-- Given problem --
Each line that includes the word "this" counts once; give the total and nothing more.
+===+
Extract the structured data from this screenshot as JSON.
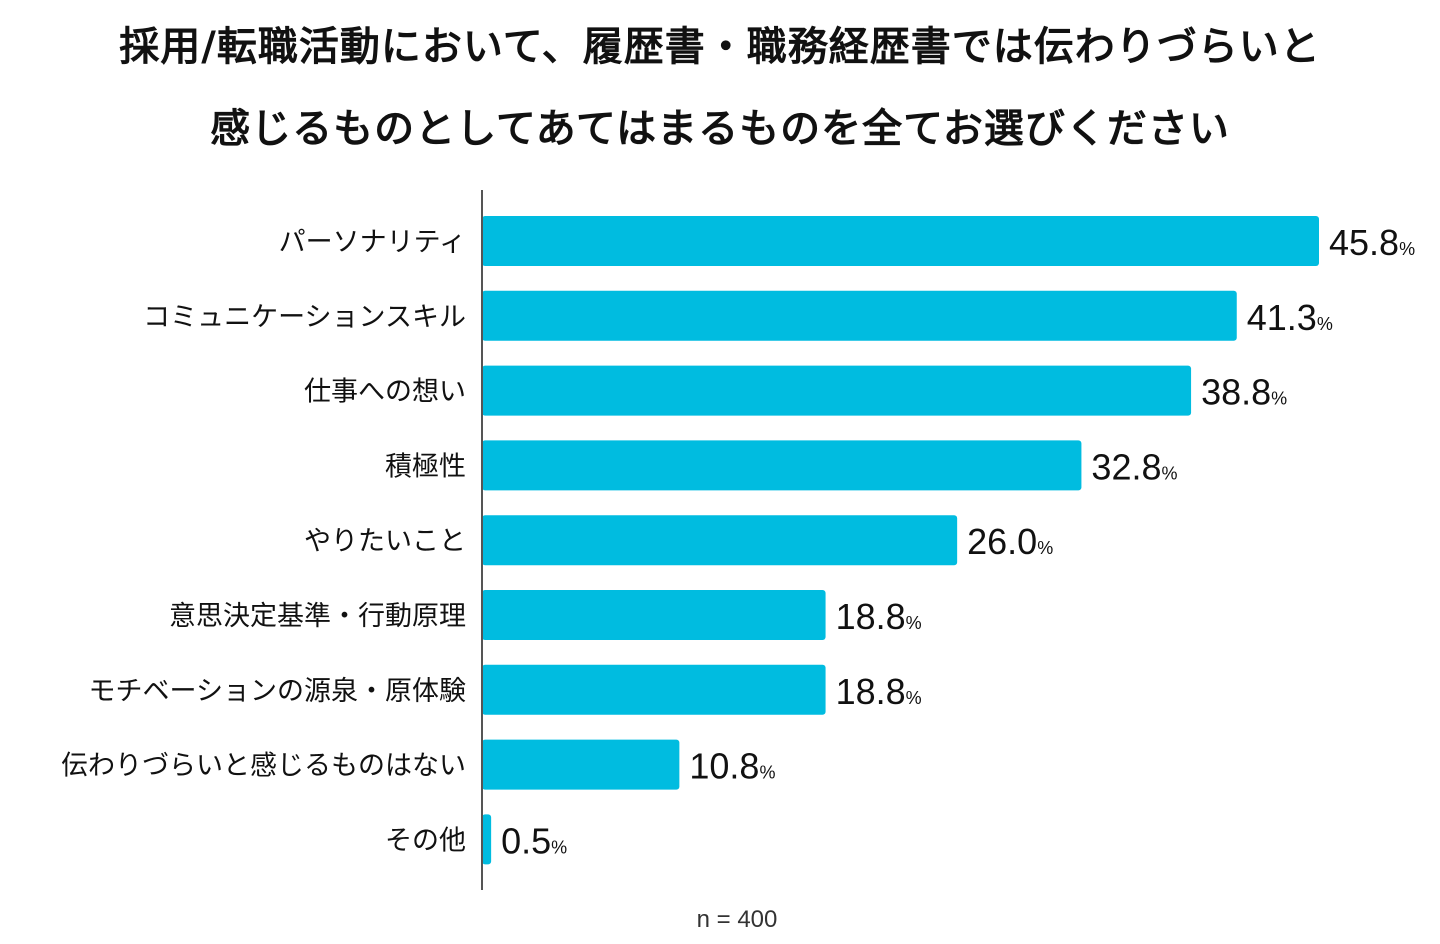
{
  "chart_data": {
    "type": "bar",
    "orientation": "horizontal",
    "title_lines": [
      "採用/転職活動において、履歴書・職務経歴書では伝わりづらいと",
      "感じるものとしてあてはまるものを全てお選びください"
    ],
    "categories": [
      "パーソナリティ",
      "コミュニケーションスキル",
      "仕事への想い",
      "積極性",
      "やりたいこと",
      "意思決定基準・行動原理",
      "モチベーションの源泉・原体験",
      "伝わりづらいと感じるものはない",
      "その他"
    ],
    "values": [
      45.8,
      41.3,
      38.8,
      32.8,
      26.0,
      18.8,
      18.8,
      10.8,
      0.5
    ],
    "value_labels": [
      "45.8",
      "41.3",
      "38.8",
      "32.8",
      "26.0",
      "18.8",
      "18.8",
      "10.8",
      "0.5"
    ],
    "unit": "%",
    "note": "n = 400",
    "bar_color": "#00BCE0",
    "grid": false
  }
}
+===+
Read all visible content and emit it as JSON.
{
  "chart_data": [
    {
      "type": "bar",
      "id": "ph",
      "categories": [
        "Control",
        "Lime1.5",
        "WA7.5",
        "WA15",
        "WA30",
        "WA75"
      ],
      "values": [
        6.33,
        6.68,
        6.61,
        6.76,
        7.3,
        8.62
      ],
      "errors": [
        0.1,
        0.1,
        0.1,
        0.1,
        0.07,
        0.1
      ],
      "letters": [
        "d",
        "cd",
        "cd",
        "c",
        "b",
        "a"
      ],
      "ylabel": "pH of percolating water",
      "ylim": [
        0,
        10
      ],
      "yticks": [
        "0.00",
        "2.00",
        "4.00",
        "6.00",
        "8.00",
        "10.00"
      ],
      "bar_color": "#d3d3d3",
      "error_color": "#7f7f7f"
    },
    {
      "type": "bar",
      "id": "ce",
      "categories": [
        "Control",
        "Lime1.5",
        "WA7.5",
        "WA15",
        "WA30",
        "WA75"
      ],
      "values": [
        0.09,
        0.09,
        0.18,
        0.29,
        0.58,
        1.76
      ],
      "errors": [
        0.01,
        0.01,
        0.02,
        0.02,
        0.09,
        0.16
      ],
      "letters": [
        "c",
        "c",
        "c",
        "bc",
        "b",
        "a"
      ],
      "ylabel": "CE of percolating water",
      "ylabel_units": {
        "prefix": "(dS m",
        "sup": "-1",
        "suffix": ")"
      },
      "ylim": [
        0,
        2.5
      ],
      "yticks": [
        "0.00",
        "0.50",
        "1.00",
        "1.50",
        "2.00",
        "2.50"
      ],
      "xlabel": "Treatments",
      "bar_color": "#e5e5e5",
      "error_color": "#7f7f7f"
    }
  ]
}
+===+
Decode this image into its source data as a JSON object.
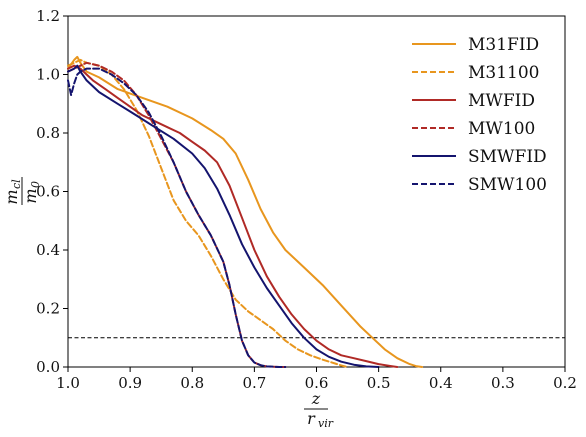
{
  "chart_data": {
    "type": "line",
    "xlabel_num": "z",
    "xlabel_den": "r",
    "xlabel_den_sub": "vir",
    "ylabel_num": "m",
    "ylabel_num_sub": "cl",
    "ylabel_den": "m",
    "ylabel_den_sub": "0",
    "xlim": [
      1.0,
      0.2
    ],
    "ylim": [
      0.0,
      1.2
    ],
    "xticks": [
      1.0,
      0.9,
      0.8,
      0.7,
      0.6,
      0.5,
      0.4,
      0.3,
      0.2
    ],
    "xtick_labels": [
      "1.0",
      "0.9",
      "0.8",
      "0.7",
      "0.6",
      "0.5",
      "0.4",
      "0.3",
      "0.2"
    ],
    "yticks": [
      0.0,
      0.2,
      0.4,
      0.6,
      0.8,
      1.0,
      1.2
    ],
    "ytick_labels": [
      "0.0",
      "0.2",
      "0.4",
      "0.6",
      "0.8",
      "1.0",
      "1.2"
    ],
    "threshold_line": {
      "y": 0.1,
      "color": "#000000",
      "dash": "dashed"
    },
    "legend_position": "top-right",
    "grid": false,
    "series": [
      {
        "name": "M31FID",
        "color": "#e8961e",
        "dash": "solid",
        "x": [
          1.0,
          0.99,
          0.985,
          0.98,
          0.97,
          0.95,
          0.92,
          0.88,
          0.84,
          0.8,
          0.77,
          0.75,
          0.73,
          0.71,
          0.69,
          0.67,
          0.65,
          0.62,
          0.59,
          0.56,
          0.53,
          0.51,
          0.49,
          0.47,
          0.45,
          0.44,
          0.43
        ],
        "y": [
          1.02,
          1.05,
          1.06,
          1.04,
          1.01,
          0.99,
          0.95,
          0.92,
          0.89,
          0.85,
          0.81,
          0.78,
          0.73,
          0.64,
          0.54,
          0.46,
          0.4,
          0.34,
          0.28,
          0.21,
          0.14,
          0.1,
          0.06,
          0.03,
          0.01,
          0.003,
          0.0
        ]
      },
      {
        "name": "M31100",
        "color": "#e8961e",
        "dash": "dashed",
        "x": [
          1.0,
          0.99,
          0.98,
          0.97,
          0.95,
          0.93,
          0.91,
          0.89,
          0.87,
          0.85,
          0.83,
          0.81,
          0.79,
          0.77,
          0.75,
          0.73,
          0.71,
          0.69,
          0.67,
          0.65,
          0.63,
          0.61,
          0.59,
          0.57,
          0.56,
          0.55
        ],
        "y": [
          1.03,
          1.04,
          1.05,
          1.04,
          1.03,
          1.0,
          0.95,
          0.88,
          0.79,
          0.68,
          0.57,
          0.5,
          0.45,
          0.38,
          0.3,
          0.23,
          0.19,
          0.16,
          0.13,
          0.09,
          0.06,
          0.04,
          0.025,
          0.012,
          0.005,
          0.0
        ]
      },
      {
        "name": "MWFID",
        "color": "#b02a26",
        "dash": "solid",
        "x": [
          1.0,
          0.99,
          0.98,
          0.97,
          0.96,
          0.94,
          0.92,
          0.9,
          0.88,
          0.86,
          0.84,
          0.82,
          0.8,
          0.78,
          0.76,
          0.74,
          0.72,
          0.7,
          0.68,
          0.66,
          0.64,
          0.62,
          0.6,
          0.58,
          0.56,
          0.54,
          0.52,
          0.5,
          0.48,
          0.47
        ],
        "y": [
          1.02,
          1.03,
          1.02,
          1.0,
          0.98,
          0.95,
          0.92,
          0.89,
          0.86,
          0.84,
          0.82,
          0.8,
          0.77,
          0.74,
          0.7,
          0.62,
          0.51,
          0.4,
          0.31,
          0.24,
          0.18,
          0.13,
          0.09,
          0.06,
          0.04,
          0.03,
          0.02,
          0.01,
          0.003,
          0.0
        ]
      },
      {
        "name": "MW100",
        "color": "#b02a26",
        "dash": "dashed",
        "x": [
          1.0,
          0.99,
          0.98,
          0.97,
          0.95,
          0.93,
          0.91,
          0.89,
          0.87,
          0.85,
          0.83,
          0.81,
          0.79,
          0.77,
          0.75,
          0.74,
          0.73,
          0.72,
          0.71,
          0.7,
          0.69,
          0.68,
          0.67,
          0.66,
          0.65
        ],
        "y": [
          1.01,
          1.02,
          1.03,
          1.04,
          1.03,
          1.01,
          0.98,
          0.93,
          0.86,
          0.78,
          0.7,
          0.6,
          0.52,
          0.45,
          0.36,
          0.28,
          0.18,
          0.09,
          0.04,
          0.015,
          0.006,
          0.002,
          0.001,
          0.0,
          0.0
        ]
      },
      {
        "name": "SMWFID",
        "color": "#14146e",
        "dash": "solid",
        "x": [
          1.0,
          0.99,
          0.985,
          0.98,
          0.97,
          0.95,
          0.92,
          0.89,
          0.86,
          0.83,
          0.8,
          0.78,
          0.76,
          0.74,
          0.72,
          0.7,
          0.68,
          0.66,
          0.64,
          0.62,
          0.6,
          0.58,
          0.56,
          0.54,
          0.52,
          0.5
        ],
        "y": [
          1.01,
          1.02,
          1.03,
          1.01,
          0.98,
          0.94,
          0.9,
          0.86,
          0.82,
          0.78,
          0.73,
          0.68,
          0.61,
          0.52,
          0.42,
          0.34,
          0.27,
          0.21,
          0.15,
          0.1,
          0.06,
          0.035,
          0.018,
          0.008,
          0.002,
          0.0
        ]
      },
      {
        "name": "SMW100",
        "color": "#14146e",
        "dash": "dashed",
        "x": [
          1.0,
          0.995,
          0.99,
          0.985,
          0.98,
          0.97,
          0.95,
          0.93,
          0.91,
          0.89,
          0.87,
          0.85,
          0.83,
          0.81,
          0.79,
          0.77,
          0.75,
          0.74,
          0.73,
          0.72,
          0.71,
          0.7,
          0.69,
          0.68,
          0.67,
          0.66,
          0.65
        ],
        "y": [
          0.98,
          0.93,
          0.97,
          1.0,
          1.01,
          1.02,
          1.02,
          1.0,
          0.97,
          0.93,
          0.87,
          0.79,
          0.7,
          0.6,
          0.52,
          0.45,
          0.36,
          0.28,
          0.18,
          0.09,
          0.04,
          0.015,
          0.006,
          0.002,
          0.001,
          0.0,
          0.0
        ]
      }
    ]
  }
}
+===+
-- Written answer --
2